- **WHAT THIS TASK INVOLVES**
Omit every picture and return the rest of the data unaltered.

- **INFORMATION SHOWN**
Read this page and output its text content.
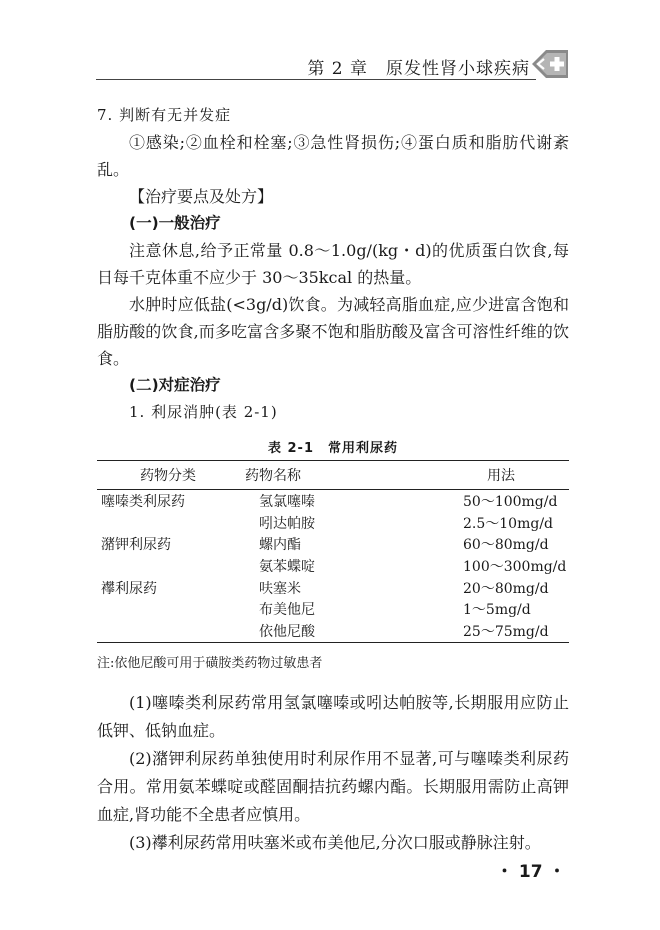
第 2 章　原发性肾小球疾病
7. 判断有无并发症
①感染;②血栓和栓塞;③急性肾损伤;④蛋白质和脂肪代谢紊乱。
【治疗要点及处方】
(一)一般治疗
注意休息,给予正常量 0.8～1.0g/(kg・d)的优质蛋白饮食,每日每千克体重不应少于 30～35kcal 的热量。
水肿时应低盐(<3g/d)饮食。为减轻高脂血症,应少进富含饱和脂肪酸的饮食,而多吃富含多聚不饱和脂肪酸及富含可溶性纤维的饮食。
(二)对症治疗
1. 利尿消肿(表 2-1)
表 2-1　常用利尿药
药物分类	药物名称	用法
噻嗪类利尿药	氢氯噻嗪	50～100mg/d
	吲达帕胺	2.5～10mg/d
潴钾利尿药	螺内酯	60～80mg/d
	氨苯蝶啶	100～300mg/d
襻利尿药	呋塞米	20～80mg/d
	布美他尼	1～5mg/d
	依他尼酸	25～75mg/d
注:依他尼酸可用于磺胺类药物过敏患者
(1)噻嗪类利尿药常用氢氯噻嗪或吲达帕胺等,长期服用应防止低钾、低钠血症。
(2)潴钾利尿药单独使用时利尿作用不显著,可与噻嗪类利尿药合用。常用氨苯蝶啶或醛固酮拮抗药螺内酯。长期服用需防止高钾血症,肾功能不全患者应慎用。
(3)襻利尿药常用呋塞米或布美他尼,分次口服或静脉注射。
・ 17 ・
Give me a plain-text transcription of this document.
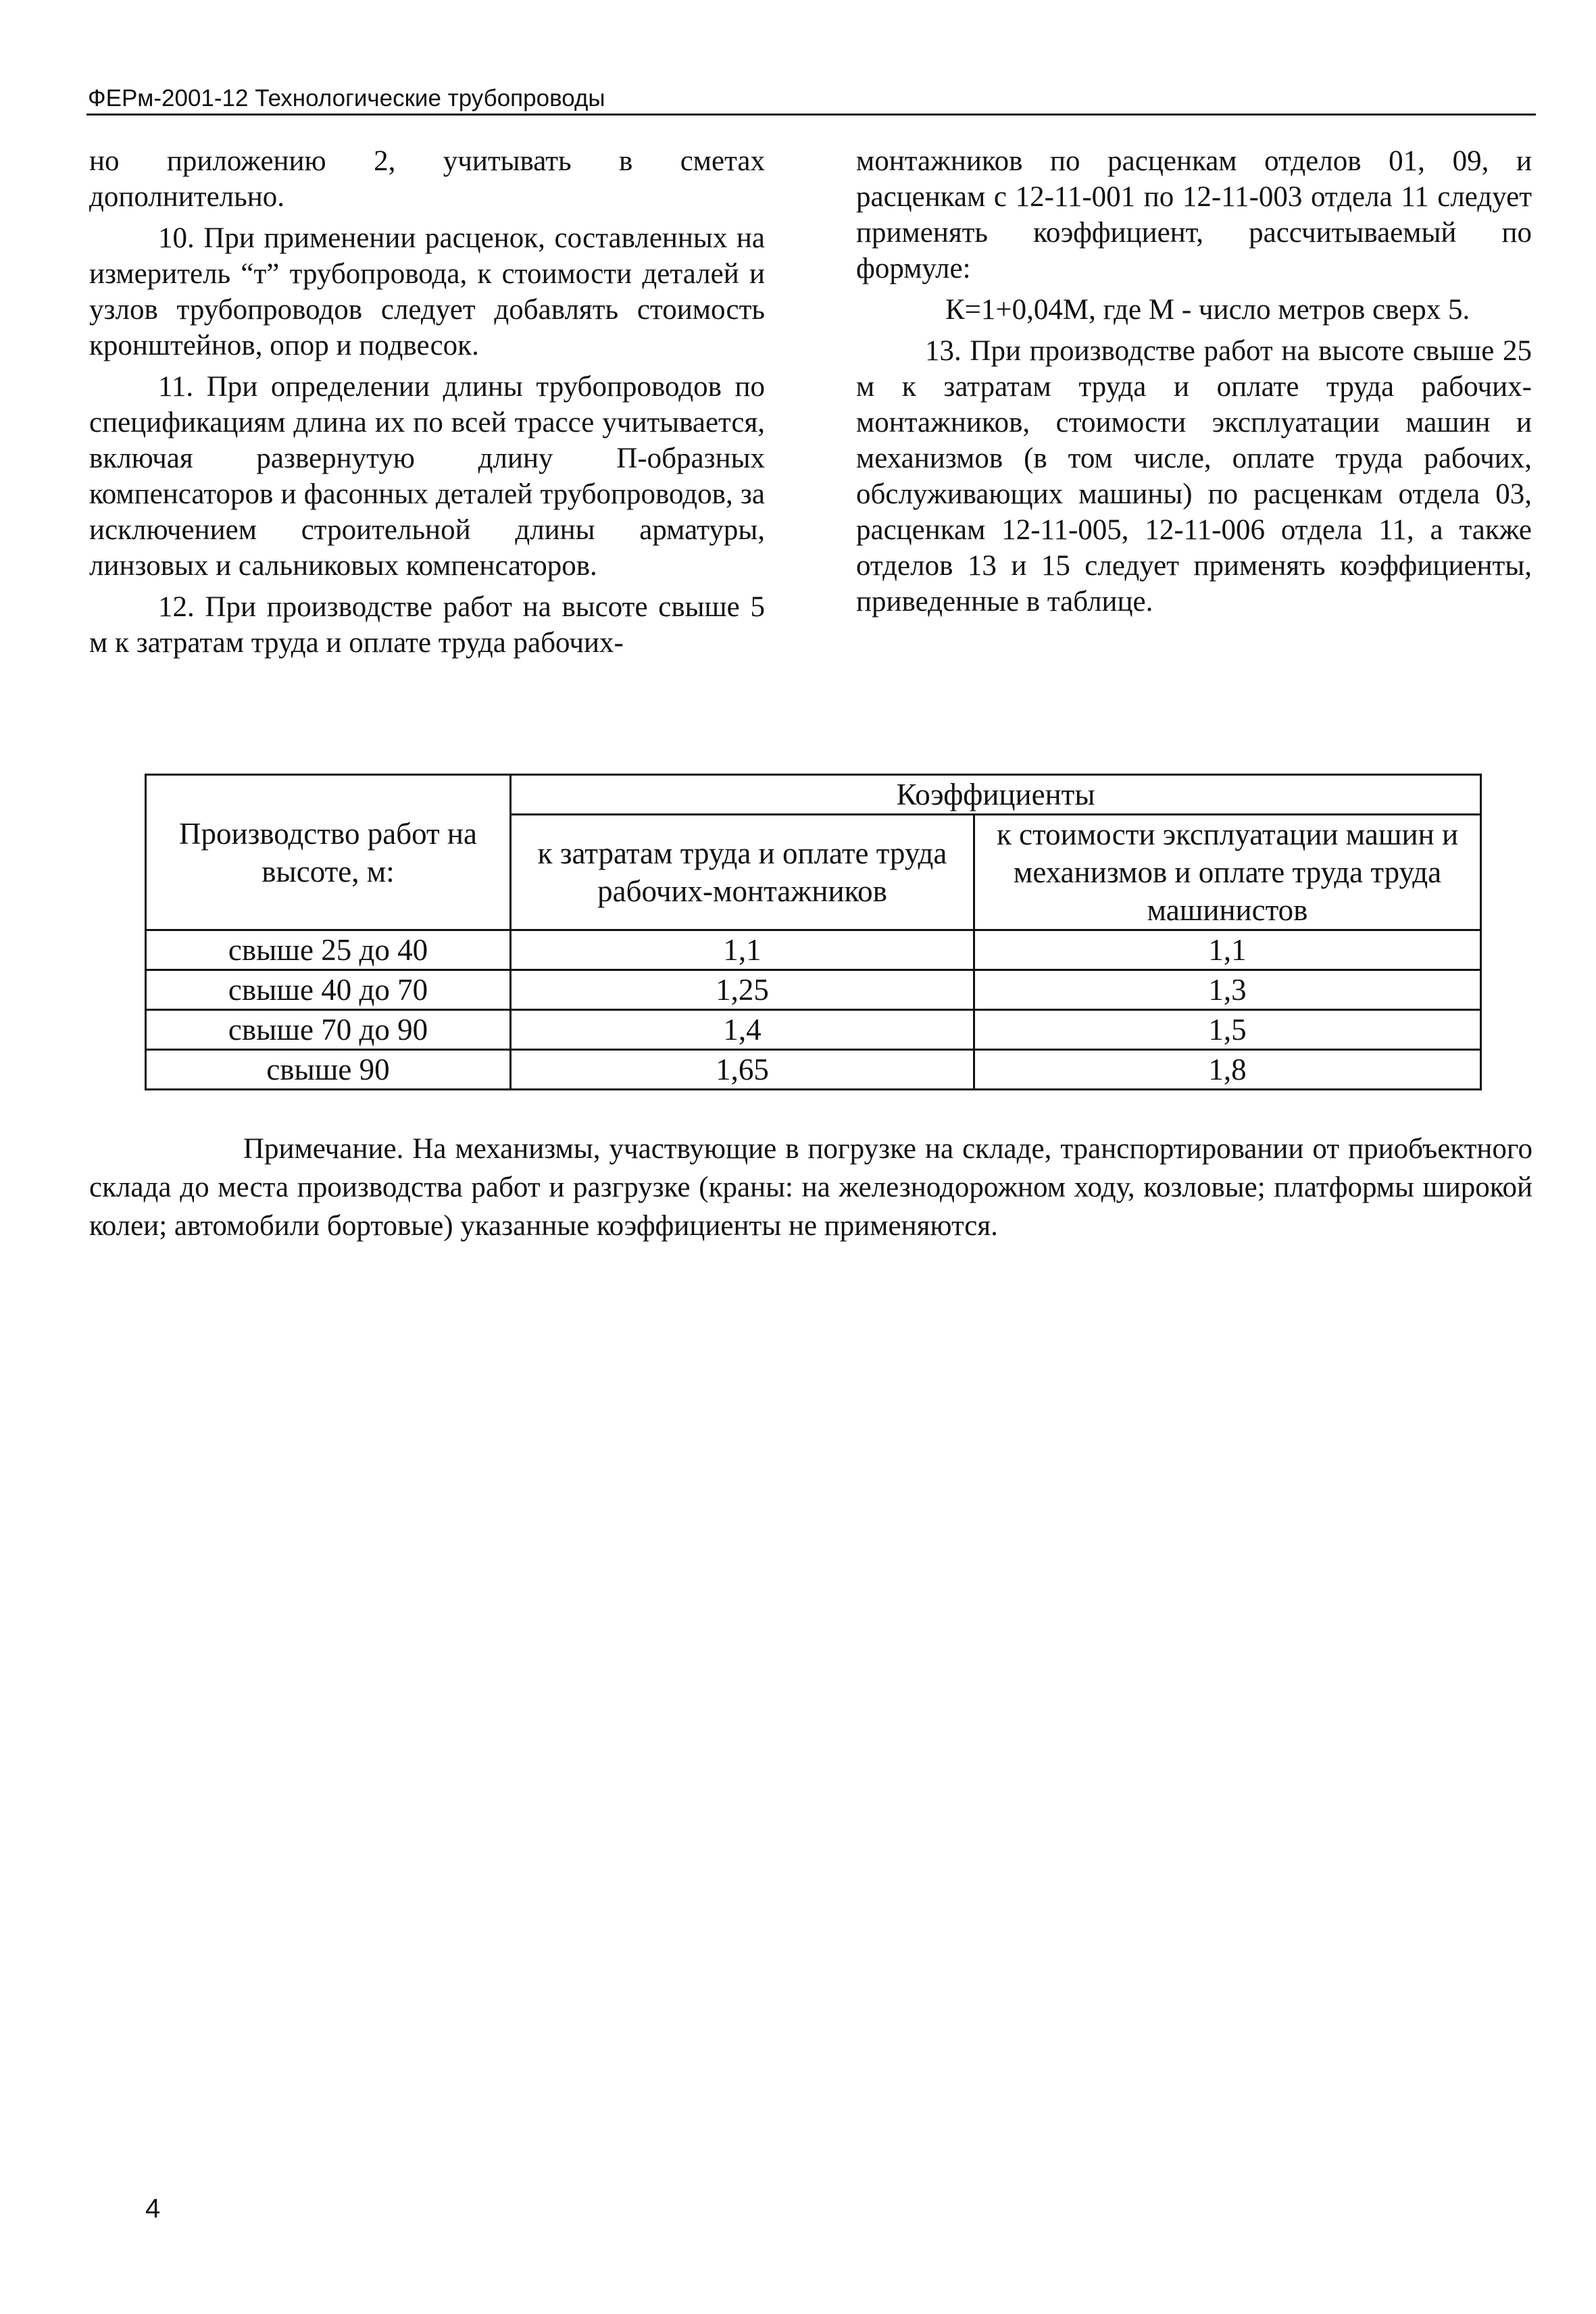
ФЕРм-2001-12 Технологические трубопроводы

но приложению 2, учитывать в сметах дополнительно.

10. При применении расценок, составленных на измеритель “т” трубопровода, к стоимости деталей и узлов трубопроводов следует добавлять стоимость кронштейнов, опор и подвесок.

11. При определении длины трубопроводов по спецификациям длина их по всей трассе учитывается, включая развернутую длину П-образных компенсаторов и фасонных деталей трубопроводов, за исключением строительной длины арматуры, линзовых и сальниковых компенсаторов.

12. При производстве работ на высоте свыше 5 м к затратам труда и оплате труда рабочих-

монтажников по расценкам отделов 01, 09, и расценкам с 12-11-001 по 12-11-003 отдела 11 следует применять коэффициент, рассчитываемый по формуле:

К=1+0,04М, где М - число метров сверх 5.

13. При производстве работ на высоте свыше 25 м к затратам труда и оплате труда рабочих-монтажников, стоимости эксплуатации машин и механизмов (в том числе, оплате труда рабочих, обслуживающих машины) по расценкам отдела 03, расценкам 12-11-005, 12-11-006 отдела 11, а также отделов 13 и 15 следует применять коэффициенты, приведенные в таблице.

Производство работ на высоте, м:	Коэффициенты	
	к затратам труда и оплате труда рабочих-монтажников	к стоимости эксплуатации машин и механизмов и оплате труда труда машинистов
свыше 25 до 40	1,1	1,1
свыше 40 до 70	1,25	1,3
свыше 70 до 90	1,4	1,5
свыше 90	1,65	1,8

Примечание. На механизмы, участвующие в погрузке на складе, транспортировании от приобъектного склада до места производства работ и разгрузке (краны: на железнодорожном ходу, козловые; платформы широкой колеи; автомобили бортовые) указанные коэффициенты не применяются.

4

- **RESPONSE TO THIS EXERCISE**
Read this page and output its text content.
第 2 章　原发性肾小球疾病
7. 判断有无并发症
①感染;②血栓和栓塞;③急性肾损伤;④蛋白质和脂肪代谢紊乱。
【治疗要点及处方】
(一)一般治疗
注意休息,给予正常量 0.8～1.0g/(kg・d)的优质蛋白饮食,每日每千克体重不应少于 30～35kcal 的热量。
水肿时应低盐(<3g/d)饮食。为减轻高脂血症,应少进富含饱和脂肪酸的饮食,而多吃富含多聚不饱和脂肪酸及富含可溶性纤维的饮食。
(二)对症治疗
1. 利尿消肿(表 2-1)
表 2-1　常用利尿药
药物分类	药物名称	用法
噻嗪类利尿药	氢氯噻嗪	50～100mg/d
	吲达帕胺	2.5～10mg/d
潴钾利尿药	螺内酯	60～80mg/d
	氨苯蝶啶	100～300mg/d
襻利尿药	呋塞米	20～80mg/d
	布美他尼	1～5mg/d
	依他尼酸	25～75mg/d
注:依他尼酸可用于磺胺类药物过敏患者
(1)噻嗪类利尿药常用氢氯噻嗪或吲达帕胺等,长期服用应防止低钾、低钠血症。
(2)潴钾利尿药单独使用时利尿作用不显著,可与噻嗪类利尿药合用。常用氨苯蝶啶或醛固酮拮抗药螺内酯。长期服用需防止高钾血症,肾功能不全患者应慎用。
(3)襻利尿药常用呋塞米或布美他尼,分次口服或静脉注射。
・ 17 ・
Give me a plain-text transcription of this document.
ФЕРм-2001-12 Технологические трубопроводы

но приложению 2, учитывать в сметах дополнительно.

10. При применении расценок, составленных на измеритель “т” трубопровода, к стоимости деталей и узлов трубопроводов следует добавлять стоимость кронштейнов, опор и подвесок.

11. При определении длины трубопроводов по спецификациям длина их по всей трассе учитывается, включая развернутую длину П-образных компенсаторов и фасонных деталей трубопроводов, за исключением строительной длины арматуры, линзовых и сальниковых компенсаторов.

12. При производстве работ на высоте свыше 5 м к затратам труда и оплате труда рабочих-

монтажников по расценкам отделов 01, 09, и расценкам с 12-11-001 по 12-11-003 отдела 11 следует применять коэффициент, рассчитываемый по формуле:

К=1+0,04М, где М - число метров сверх 5.

13. При производстве работ на высоте свыше 25 м к затратам труда и оплате труда рабочих-монтажников, стоимости эксплуатации машин и механизмов (в том числе, оплате труда рабочих, обслуживающих машины) по расценкам отдела 03, расценкам 12-11-005, 12-11-006 отдела 11, а также отделов 13 и 15 следует применять коэффициенты, приведенные в таблице.

Производство работ на высоте, м:	Коэффициенты	
	к затратам труда и оплате труда рабочих-монтажников	к стоимости эксплуатации машин и механизмов и оплате труда труда машинистов
свыше 25 до 40	1,1	1,1
свыше 40 до 70	1,25	1,3
свыше 70 до 90	1,4	1,5
свыше 90	1,65	1,8

Примечание. На механизмы, участвующие в погрузке на складе, транспортировании от приобъектного склада до места производства работ и разгрузке (краны: на железнодорожном ходу, козловые; платформы широкой колеи; автомобили бортовые) указанные коэффициенты не применяются.

4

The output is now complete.